Convert the rows below into a JSON list of strings, with one string per line and blank lines omitted. Leave the pictures out of the list.

■ ■ ■ ■

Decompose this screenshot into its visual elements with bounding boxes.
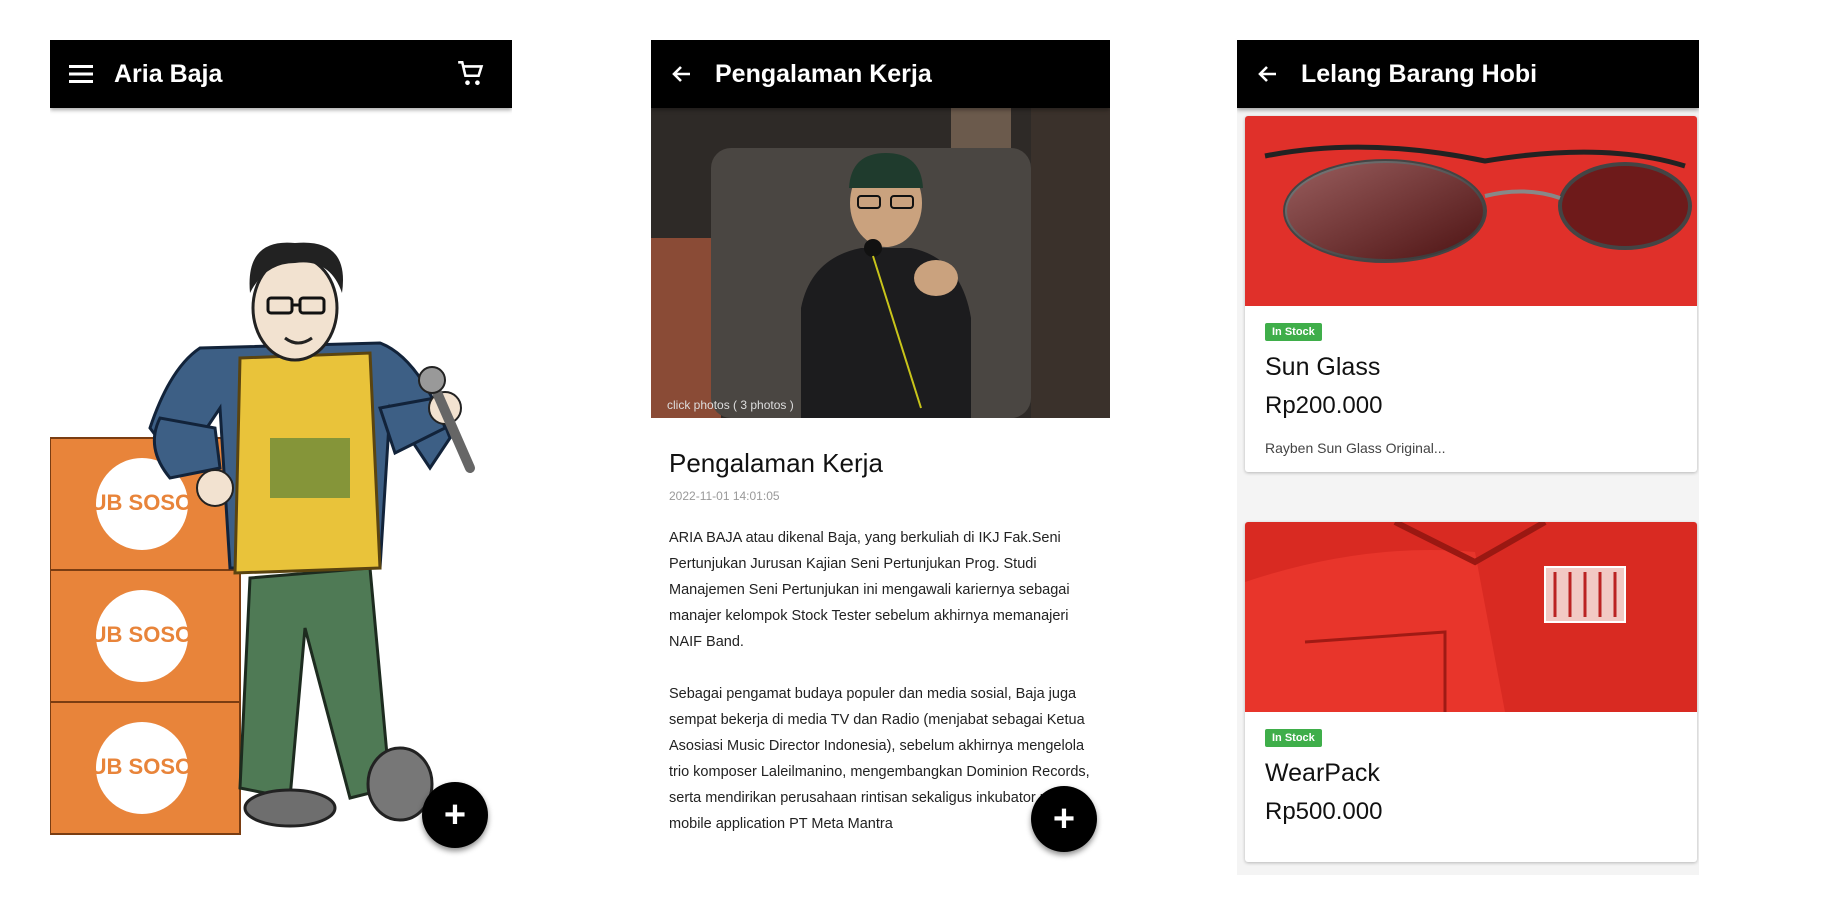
- cart-icon[interactable]: [456, 59, 486, 89]
- product-price: Rp200.000: [1265, 392, 1383, 419]
- orange-box: SUB SOSOR: [50, 701, 241, 835]
- product-card[interactable]: In Stock Sun Glass Rp200.000 Rayben Sun …: [1245, 116, 1697, 472]
- product-price: Rp500.000: [1265, 798, 1383, 825]
- app-bar: Pengalaman Kerja: [651, 40, 1110, 108]
- article-date: 2022-11-01 14:01:05: [669, 489, 780, 503]
- product-card[interactable]: In Stock WearPack Rp500.000: [1245, 522, 1697, 862]
- article-photo[interactable]: click photos ( 3 photos ): [651, 108, 1110, 418]
- svg-text:SUB SOSOR: SUB SOSOR: [76, 622, 208, 647]
- article-screen: Pengalaman Kerja click photos ( 3 photos…: [651, 40, 1110, 875]
- product-description: Rayben Sun Glass Original...: [1265, 440, 1446, 456]
- orange-box: SUB SOSOR: [50, 569, 241, 703]
- app-bar: Lelang Barang Hobi: [1237, 40, 1699, 108]
- photo-caption: click photos ( 3 photos ): [667, 398, 794, 412]
- wearpack-image: [1245, 522, 1697, 712]
- article-heading: Pengalaman Kerja: [669, 448, 883, 478]
- stock-badge: In Stock: [1265, 323, 1322, 341]
- stock-badge: In Stock: [1265, 729, 1322, 747]
- product-name: Sun Glass: [1265, 353, 1381, 381]
- interview-photo: [651, 108, 1110, 418]
- add-button[interactable]: +: [1031, 786, 1097, 852]
- profile-screen: Aria Baja SUB SOSOR SUB SOSOR SUB SOSOR: [50, 40, 512, 875]
- sunglasses-image: [1245, 116, 1697, 306]
- article-paragraph: ARIA BAJA atau dikenal Baja, yang berkul…: [669, 530, 1070, 650]
- auction-screen: Lelang Barang Hobi In Stock Sun Glass Rp…: [1237, 40, 1699, 875]
- product-name: WearPack: [1265, 759, 1380, 787]
- arrow-back-icon[interactable]: [669, 61, 695, 87]
- menu-icon[interactable]: [68, 61, 94, 87]
- svg-text:SUB SOSOR: SUB SOSOR: [76, 754, 208, 779]
- arrow-back-icon[interactable]: [1255, 61, 1281, 87]
- app-title: Aria Baja: [114, 59, 223, 88]
- app-title: Pengalaman Kerja: [715, 59, 932, 88]
- article-paragraph: Sebagai pengamat budaya populer dan medi…: [669, 686, 1090, 832]
- caricature-illustration: SUB SOSOR SUB SOSOR SUB SOSOR: [50, 242, 475, 835]
- app-bar: Aria Baja: [50, 40, 512, 108]
- add-button[interactable]: +: [422, 782, 488, 848]
- svg-text:SUB SOSOR: SUB SOSOR: [76, 490, 208, 515]
- app-title: Lelang Barang Hobi: [1301, 59, 1538, 88]
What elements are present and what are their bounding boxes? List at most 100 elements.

■ ■ ■ ■

*ANSWER TO THE EXERCISE*:
[
  "Decompose this screenshot into its visual elements with bounding boxes.",
  "- cart-icon[interactable]: [456, 59, 486, 89]",
  "- product-price: Rp200.000: [1265, 392, 1383, 419]",
  "- orange-box: SUB SOSOR: [50, 701, 241, 835]",
  "- product-card[interactable]: In Stock Sun Glass Rp200.000 Rayben Sun …: [1245, 116, 1697, 472]",
  "- product-price: Rp500.000: [1265, 798, 1383, 825]",
  "- app-bar: Pengalaman Kerja: [651, 40, 1110, 108]",
  "- article-date: 2022-11-01 14:01:05: [669, 489, 780, 503]",
  "- product-card[interactable]: In Stock WearPack Rp500.000: [1245, 522, 1697, 862]",
  "- article-photo[interactable]: click photos ( 3 photos ): [651, 108, 1110, 418]",
  "- svg-text:SUB SOSOR: SUB SOSOR: [76, 622, 208, 647]",
  "- article-screen: Pengalaman Kerja click photos ( 3 photos…: [651, 40, 1110, 875]",
  "- product-description: Rayben Sun Glass Original...: [1265, 440, 1446, 456]",
  "- orange-box: SUB SOSOR: [50, 569, 241, 703]",
  "- app-bar: Lelang Barang Hobi: [1237, 40, 1699, 108]",
  "- photo-caption: click photos ( 3 photos ): [667, 398, 794, 412]",
  "- wearpack-image: [1245, 522, 1697, 712]",
  "- article-heading: Pengalaman Kerja: [669, 448, 883, 478]",
  "- stock-badge: In Stock: [1265, 323, 1322, 341]",
  "- stock-badge: In Stock: [1265, 729, 1322, 747]",
  "- product-name: Sun Glass: [1265, 353, 1381, 381]",
  "- interview-photo: [651, 108, 1110, 418]",
  "- add-button[interactable]: +: [1031, 786, 1097, 852]",
  "- profile-screen: Aria Baja SUB SOSOR SUB SOSOR SUB SOSOR: [50, 40, 512, 875]",
  "- sunglasses-image: [1245, 116, 1697, 306]",
  "- article-paragraph: ARIA BAJA atau dikenal Baja, yang berkul…: [669, 530, 1070, 650]",
  "- auction-screen: Lelang Barang Hobi In Stock Sun Glass Rp…: [1237, 40, 1699, 875]",
  "- product-name: WearPack: [1265, 759, 1380, 787]",
  "- arrow-back-icon[interactable]: [669, 61, 695, 87]",
  "- menu-icon[interactable]: [68, 61, 94, 87]",
  "- svg-text:SUB SOSOR: SUB SOSOR: [76, 754, 208, 779]",
  "- arrow-back-icon[interactable]: [1255, 61, 1281, 87]",
  "- app-title: Aria Baja: [114, 59, 223, 88]",
  "- app-title: Pengalaman Kerja: [715, 59, 932, 88]",
  "- article-paragraph: Sebagai pengamat budaya populer dan medi…: [669, 686, 1090, 832]",
  "- caricature-illustration: SUB SOSOR SUB SOSOR SUB SOSOR: [50, 242, 475, 835]",
  "- app-bar: Aria Baja: [50, 40, 512, 108]",
  "- add-button[interactable]: +: [422, 782, 488, 848]",
  "- svg-text:SUB SOSOR: SUB SOSOR: [76, 490, 208, 515]",
  "- app-title: Lelang Barang Hobi: [1301, 59, 1538, 88]",
  "What elements are present and what are their bounding boxes? List at most 100 elements."
]